* _Records for processing_
───

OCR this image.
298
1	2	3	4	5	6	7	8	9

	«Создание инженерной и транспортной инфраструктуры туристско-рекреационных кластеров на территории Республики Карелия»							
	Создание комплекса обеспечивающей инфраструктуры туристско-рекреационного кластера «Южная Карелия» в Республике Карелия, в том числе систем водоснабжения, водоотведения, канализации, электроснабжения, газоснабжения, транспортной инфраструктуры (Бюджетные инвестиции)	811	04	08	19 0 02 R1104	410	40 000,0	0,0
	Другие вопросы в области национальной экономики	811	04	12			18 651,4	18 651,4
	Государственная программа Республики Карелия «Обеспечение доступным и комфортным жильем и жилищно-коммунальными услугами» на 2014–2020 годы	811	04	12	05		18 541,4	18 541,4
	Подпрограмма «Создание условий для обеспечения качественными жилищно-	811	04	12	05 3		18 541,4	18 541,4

───

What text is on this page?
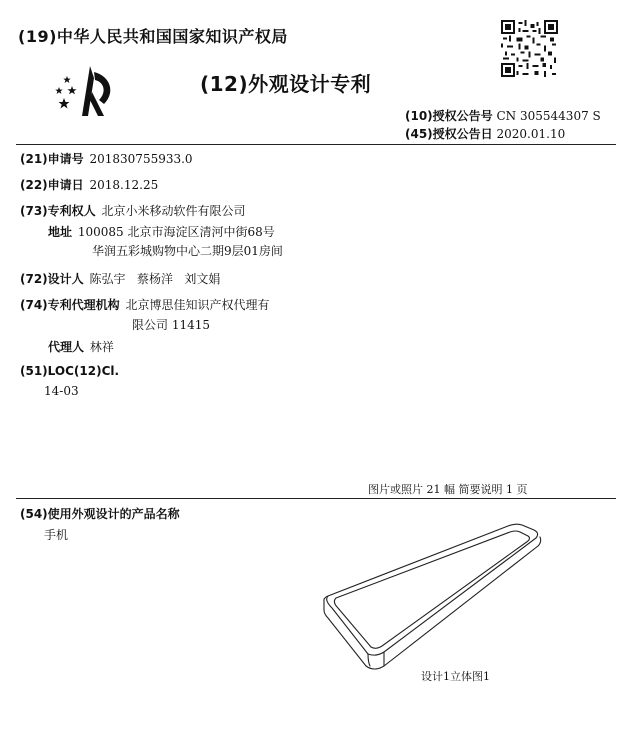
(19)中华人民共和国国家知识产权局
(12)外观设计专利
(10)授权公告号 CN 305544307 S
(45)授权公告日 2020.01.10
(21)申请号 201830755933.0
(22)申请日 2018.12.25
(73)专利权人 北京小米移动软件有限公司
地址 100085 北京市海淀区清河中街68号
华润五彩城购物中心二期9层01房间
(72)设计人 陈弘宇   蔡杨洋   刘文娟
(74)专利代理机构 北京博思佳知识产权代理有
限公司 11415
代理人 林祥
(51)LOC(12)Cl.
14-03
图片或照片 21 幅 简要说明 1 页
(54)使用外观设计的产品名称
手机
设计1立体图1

───

* _Task requirements_
Locate the word "Создание" in the data above. Copy every line carrying it.

* _Final answer_
	«Создание инженерной и транспортной инфраструктуры туристско-рекреационных кластеров на территории Республики Карелия»							
	Создание комплекса обеспечивающей инфраструктуры туристско-рекреационного кластера «Южная Карелия» в Республике Карелия, в том числе систем водоснабжения, водоотведения, канализации, электроснабжения, газоснабжения, транспортной инфраструктуры (Бюджетные инвестиции)	811	04	08	19 0 02 R1104	410	40 000,0	0,0
	Подпрограмма «Создание условий для обеспечения качественными жилищно-	811	04	12	05 3		18 541,4	18 541,4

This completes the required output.